──────── TASK INPUT

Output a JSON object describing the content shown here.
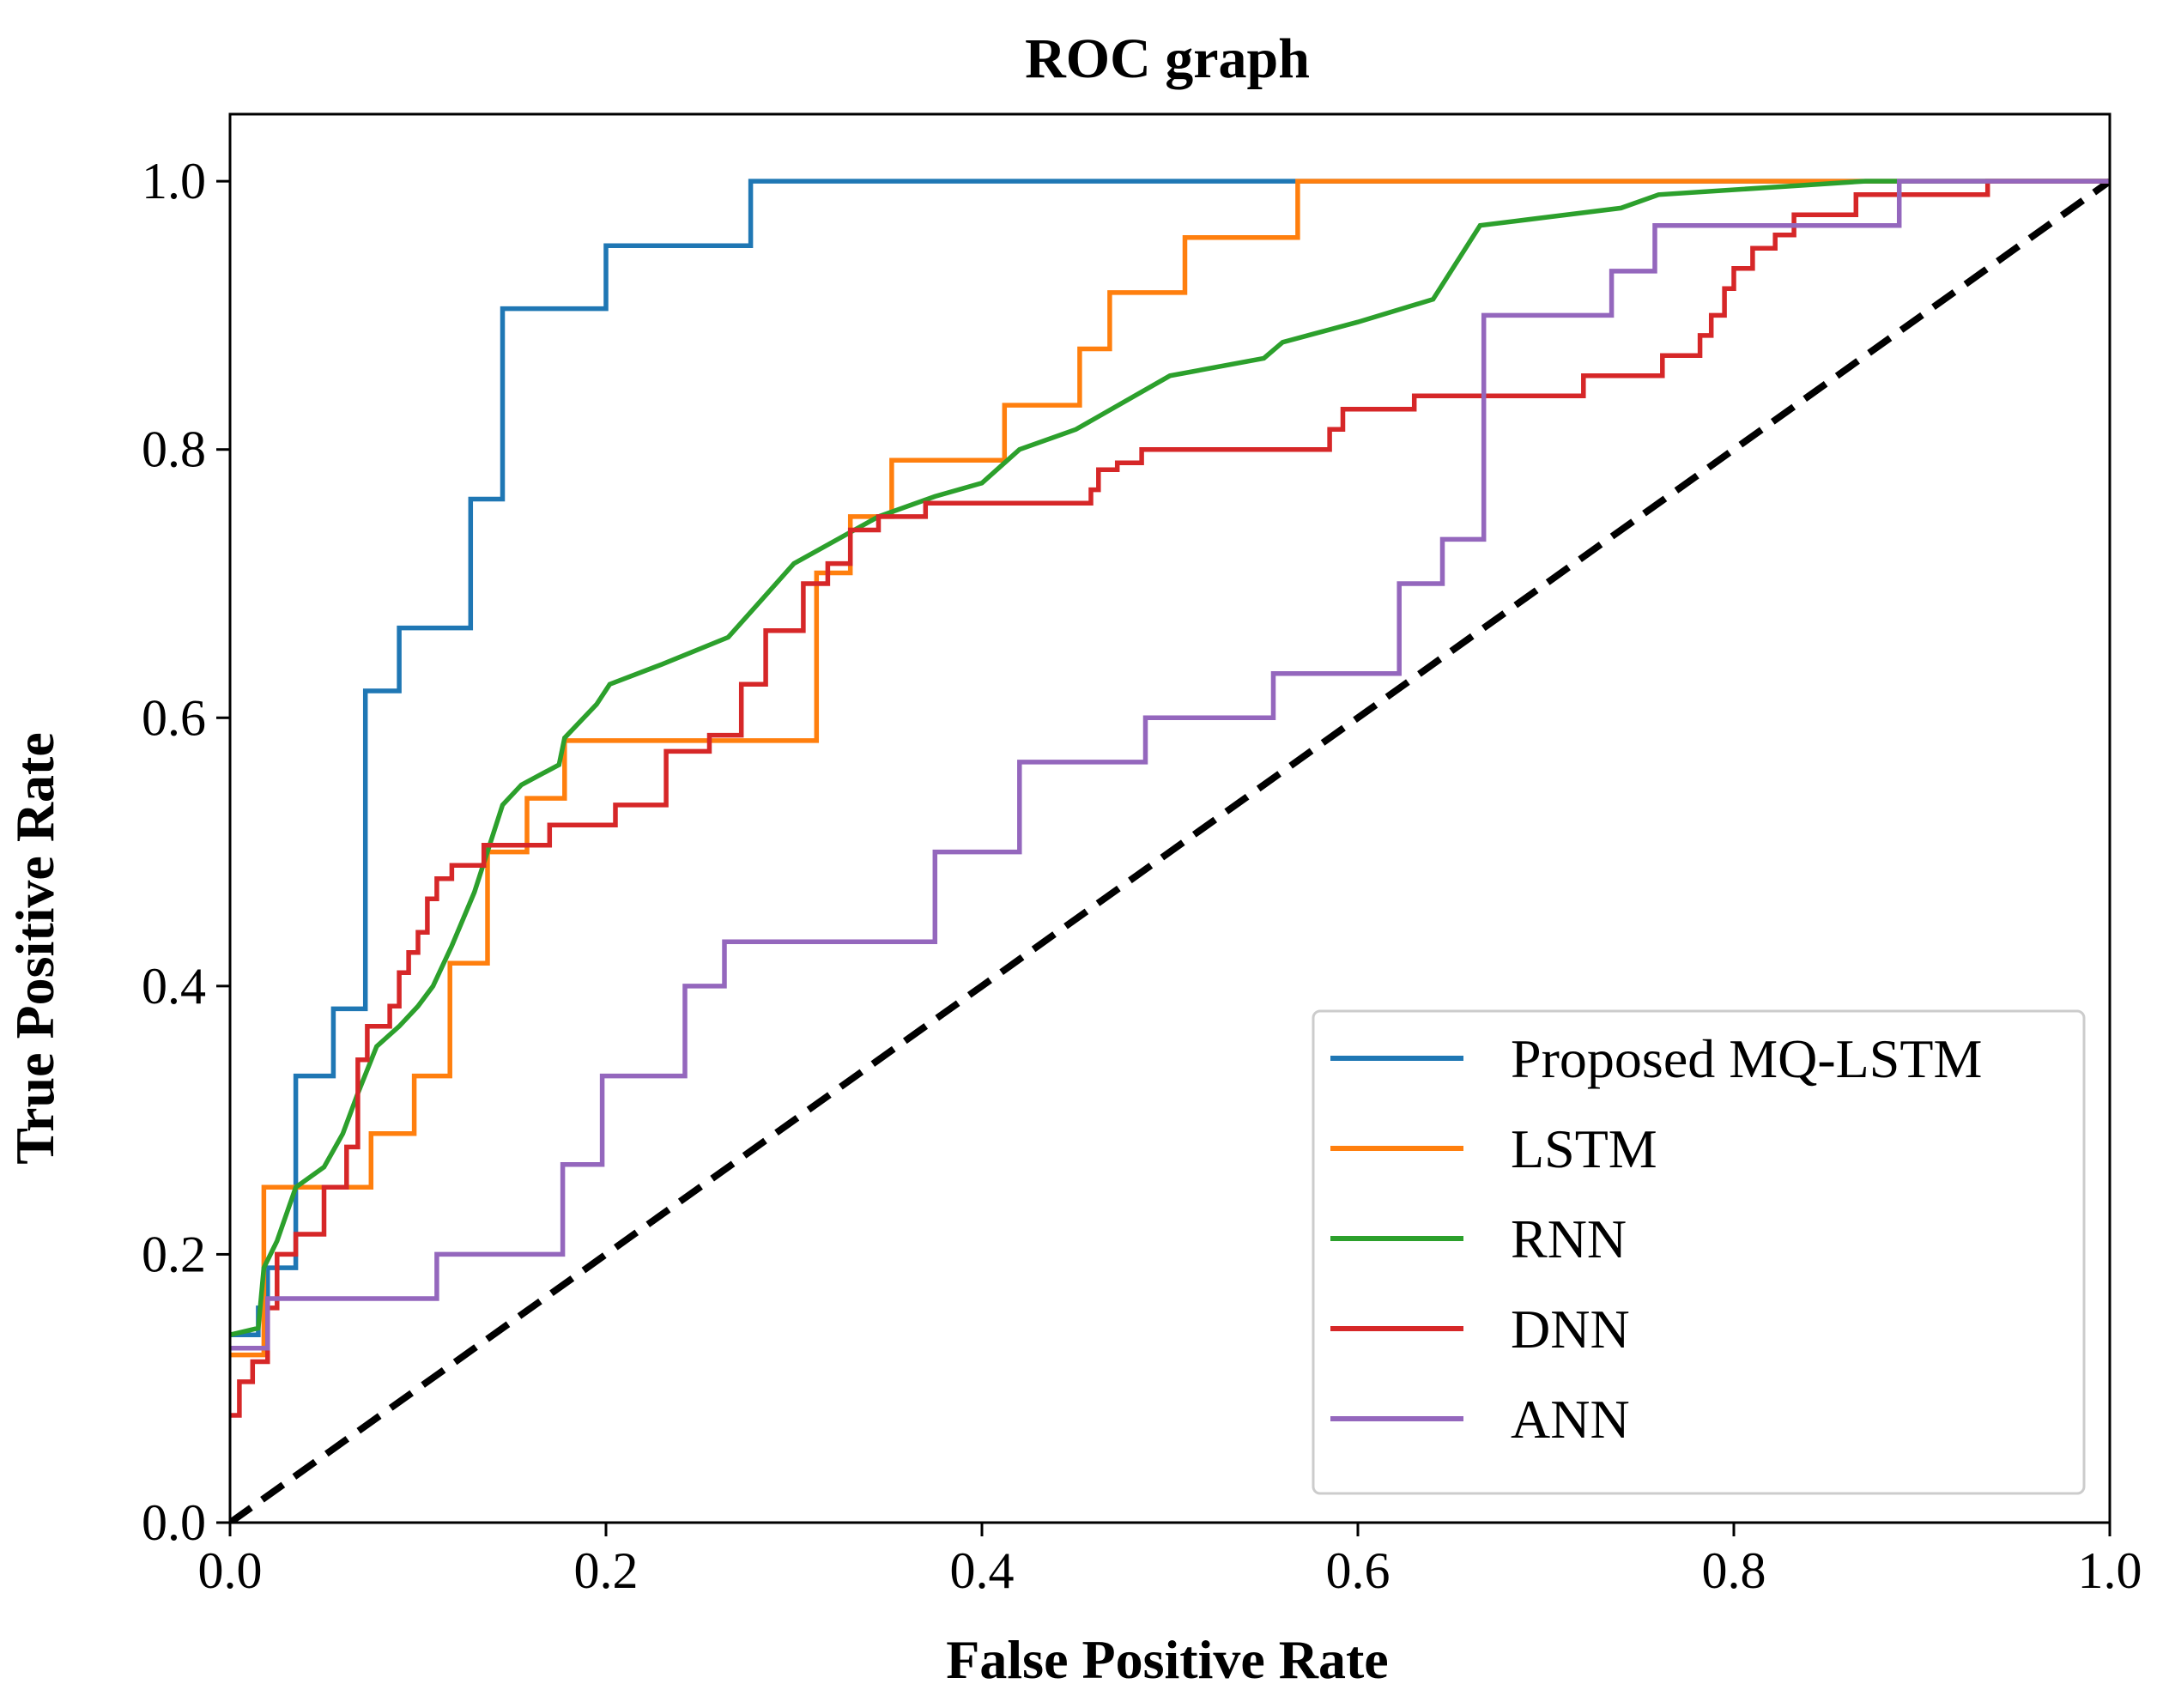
{
  "chart_data": {
    "type": "line",
    "title": "ROC graph",
    "xlabel": "False Positive Rate",
    "ylabel": "True Positive Rate",
    "xlim": [
      0,
      1
    ],
    "ylim": [
      0,
      1.05
    ],
    "grid": false,
    "legend_position": "bottom-right",
    "xticks": [
      0.0,
      0.2,
      0.4,
      0.6,
      0.8,
      1.0
    ],
    "yticks": [
      0.0,
      0.2,
      0.4,
      0.6,
      0.8,
      1.0
    ],
    "xtick_labels": [
      "0.0",
      "0.2",
      "0.4",
      "0.6",
      "0.8",
      "1.0"
    ],
    "ytick_labels": [
      "0.0",
      "0.2",
      "0.4",
      "0.6",
      "0.8",
      "1.0"
    ],
    "series": [
      {
        "name": "Proposed MQ-LSTM",
        "color": "#1f77b4",
        "style": "step",
        "points": [
          [
            0,
            0.14
          ],
          [
            0.015,
            0.14
          ],
          [
            0.015,
            0.16
          ],
          [
            0.02,
            0.16
          ],
          [
            0.02,
            0.19
          ],
          [
            0.035,
            0.19
          ],
          [
            0.035,
            0.333
          ],
          [
            0.055,
            0.333
          ],
          [
            0.055,
            0.383
          ],
          [
            0.072,
            0.383
          ],
          [
            0.072,
            0.62
          ],
          [
            0.09,
            0.62
          ],
          [
            0.09,
            0.667
          ],
          [
            0.128,
            0.667
          ],
          [
            0.128,
            0.763
          ],
          [
            0.145,
            0.763
          ],
          [
            0.145,
            0.905
          ],
          [
            0.2,
            0.905
          ],
          [
            0.2,
            0.952
          ],
          [
            0.277,
            0.952
          ],
          [
            0.277,
            1.0
          ],
          [
            1.0,
            1.0
          ]
        ]
      },
      {
        "name": "LSTM",
        "color": "#ff7f0e",
        "style": "step",
        "points": [
          [
            0,
            0.125
          ],
          [
            0.018,
            0.125
          ],
          [
            0.018,
            0.25
          ],
          [
            0.075,
            0.25
          ],
          [
            0.075,
            0.29
          ],
          [
            0.098,
            0.29
          ],
          [
            0.098,
            0.333
          ],
          [
            0.117,
            0.333
          ],
          [
            0.117,
            0.417
          ],
          [
            0.137,
            0.417
          ],
          [
            0.137,
            0.5
          ],
          [
            0.158,
            0.5
          ],
          [
            0.158,
            0.54
          ],
          [
            0.178,
            0.54
          ],
          [
            0.178,
            0.583
          ],
          [
            0.312,
            0.583
          ],
          [
            0.312,
            0.708
          ],
          [
            0.33,
            0.708
          ],
          [
            0.33,
            0.75
          ],
          [
            0.352,
            0.75
          ],
          [
            0.352,
            0.792
          ],
          [
            0.412,
            0.792
          ],
          [
            0.412,
            0.833
          ],
          [
            0.452,
            0.833
          ],
          [
            0.452,
            0.875
          ],
          [
            0.468,
            0.875
          ],
          [
            0.468,
            0.917
          ],
          [
            0.508,
            0.917
          ],
          [
            0.508,
            0.958
          ],
          [
            0.568,
            0.958
          ],
          [
            0.568,
            1.0
          ],
          [
            1.0,
            1.0
          ]
        ]
      },
      {
        "name": "RNN",
        "color": "#2ca02c",
        "style": "line",
        "points": [
          [
            0,
            0.14
          ],
          [
            0.015,
            0.145
          ],
          [
            0.018,
            0.19
          ],
          [
            0.025,
            0.21
          ],
          [
            0.035,
            0.25
          ],
          [
            0.05,
            0.265
          ],
          [
            0.06,
            0.29
          ],
          [
            0.068,
            0.32
          ],
          [
            0.078,
            0.355
          ],
          [
            0.09,
            0.37
          ],
          [
            0.1,
            0.385
          ],
          [
            0.108,
            0.4
          ],
          [
            0.118,
            0.43
          ],
          [
            0.13,
            0.47
          ],
          [
            0.145,
            0.535
          ],
          [
            0.155,
            0.55
          ],
          [
            0.175,
            0.565
          ],
          [
            0.178,
            0.585
          ],
          [
            0.195,
            0.61
          ],
          [
            0.202,
            0.625
          ],
          [
            0.23,
            0.64
          ],
          [
            0.265,
            0.66
          ],
          [
            0.3,
            0.715
          ],
          [
            0.345,
            0.75
          ],
          [
            0.375,
            0.765
          ],
          [
            0.4,
            0.775
          ],
          [
            0.42,
            0.8
          ],
          [
            0.45,
            0.815
          ],
          [
            0.5,
            0.855
          ],
          [
            0.55,
            0.868
          ],
          [
            0.56,
            0.88
          ],
          [
            0.6,
            0.895
          ],
          [
            0.64,
            0.912
          ],
          [
            0.665,
            0.967
          ],
          [
            0.74,
            0.98
          ],
          [
            0.76,
            0.99
          ],
          [
            0.87,
            1.0
          ],
          [
            1.0,
            1.0
          ]
        ]
      },
      {
        "name": "DNN",
        "color": "#d62728",
        "style": "step",
        "points": [
          [
            0,
            0.08
          ],
          [
            0.005,
            0.08
          ],
          [
            0.005,
            0.105
          ],
          [
            0.012,
            0.105
          ],
          [
            0.012,
            0.12
          ],
          [
            0.02,
            0.12
          ],
          [
            0.02,
            0.16
          ],
          [
            0.025,
            0.16
          ],
          [
            0.025,
            0.2
          ],
          [
            0.035,
            0.2
          ],
          [
            0.035,
            0.215
          ],
          [
            0.05,
            0.215
          ],
          [
            0.05,
            0.25
          ],
          [
            0.062,
            0.25
          ],
          [
            0.062,
            0.28
          ],
          [
            0.068,
            0.28
          ],
          [
            0.068,
            0.345
          ],
          [
            0.073,
            0.345
          ],
          [
            0.073,
            0.37
          ],
          [
            0.085,
            0.37
          ],
          [
            0.085,
            0.385
          ],
          [
            0.09,
            0.385
          ],
          [
            0.09,
            0.41
          ],
          [
            0.095,
            0.41
          ],
          [
            0.095,
            0.425
          ],
          [
            0.1,
            0.425
          ],
          [
            0.1,
            0.44
          ],
          [
            0.105,
            0.44
          ],
          [
            0.105,
            0.465
          ],
          [
            0.11,
            0.465
          ],
          [
            0.11,
            0.48
          ],
          [
            0.118,
            0.48
          ],
          [
            0.118,
            0.49
          ],
          [
            0.135,
            0.49
          ],
          [
            0.135,
            0.505
          ],
          [
            0.17,
            0.505
          ],
          [
            0.17,
            0.52
          ],
          [
            0.205,
            0.52
          ],
          [
            0.205,
            0.535
          ],
          [
            0.232,
            0.535
          ],
          [
            0.232,
            0.575
          ],
          [
            0.255,
            0.575
          ],
          [
            0.255,
            0.587
          ],
          [
            0.272,
            0.587
          ],
          [
            0.272,
            0.625
          ],
          [
            0.285,
            0.625
          ],
          [
            0.285,
            0.665
          ],
          [
            0.305,
            0.665
          ],
          [
            0.305,
            0.7
          ],
          [
            0.318,
            0.7
          ],
          [
            0.318,
            0.715
          ],
          [
            0.33,
            0.715
          ],
          [
            0.33,
            0.74
          ],
          [
            0.345,
            0.74
          ],
          [
            0.345,
            0.75
          ],
          [
            0.37,
            0.75
          ],
          [
            0.37,
            0.76
          ],
          [
            0.458,
            0.76
          ],
          [
            0.458,
            0.77
          ],
          [
            0.462,
            0.77
          ],
          [
            0.462,
            0.785
          ],
          [
            0.472,
            0.785
          ],
          [
            0.472,
            0.79
          ],
          [
            0.485,
            0.79
          ],
          [
            0.485,
            0.8
          ],
          [
            0.585,
            0.8
          ],
          [
            0.585,
            0.815
          ],
          [
            0.592,
            0.815
          ],
          [
            0.592,
            0.83
          ],
          [
            0.63,
            0.83
          ],
          [
            0.63,
            0.84
          ],
          [
            0.72,
            0.84
          ],
          [
            0.72,
            0.855
          ],
          [
            0.762,
            0.855
          ],
          [
            0.762,
            0.87
          ],
          [
            0.782,
            0.87
          ],
          [
            0.782,
            0.885
          ],
          [
            0.788,
            0.885
          ],
          [
            0.788,
            0.9
          ],
          [
            0.795,
            0.9
          ],
          [
            0.795,
            0.92
          ],
          [
            0.8,
            0.92
          ],
          [
            0.8,
            0.935
          ],
          [
            0.81,
            0.935
          ],
          [
            0.81,
            0.95
          ],
          [
            0.822,
            0.95
          ],
          [
            0.822,
            0.96
          ],
          [
            0.832,
            0.96
          ],
          [
            0.832,
            0.975
          ],
          [
            0.865,
            0.975
          ],
          [
            0.865,
            0.99
          ],
          [
            0.935,
            0.99
          ],
          [
            0.935,
            1.0
          ],
          [
            1.0,
            1.0
          ]
        ]
      },
      {
        "name": "ANN",
        "color": "#9467bd",
        "style": "step",
        "points": [
          [
            0,
            0.13
          ],
          [
            0.02,
            0.13
          ],
          [
            0.02,
            0.167
          ],
          [
            0.11,
            0.167
          ],
          [
            0.11,
            0.2
          ],
          [
            0.177,
            0.2
          ],
          [
            0.177,
            0.267
          ],
          [
            0.198,
            0.267
          ],
          [
            0.198,
            0.333
          ],
          [
            0.242,
            0.333
          ],
          [
            0.242,
            0.4
          ],
          [
            0.263,
            0.4
          ],
          [
            0.263,
            0.433
          ],
          [
            0.375,
            0.433
          ],
          [
            0.375,
            0.5
          ],
          [
            0.42,
            0.5
          ],
          [
            0.42,
            0.567
          ],
          [
            0.487,
            0.567
          ],
          [
            0.487,
            0.6
          ],
          [
            0.555,
            0.6
          ],
          [
            0.555,
            0.633
          ],
          [
            0.622,
            0.633
          ],
          [
            0.622,
            0.7
          ],
          [
            0.645,
            0.7
          ],
          [
            0.645,
            0.733
          ],
          [
            0.667,
            0.733
          ],
          [
            0.667,
            0.9
          ],
          [
            0.735,
            0.9
          ],
          [
            0.735,
            0.933
          ],
          [
            0.758,
            0.933
          ],
          [
            0.758,
            0.967
          ],
          [
            0.888,
            0.967
          ],
          [
            0.888,
            1.0
          ],
          [
            1.0,
            1.0
          ]
        ]
      }
    ],
    "reference_line": {
      "color": "#000000",
      "points": [
        [
          0,
          0
        ],
        [
          1,
          1
        ]
      ]
    }
  }
}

────────────────

Count each line with "color" in it and report that figure by itself.

WORKED SOLUTION
6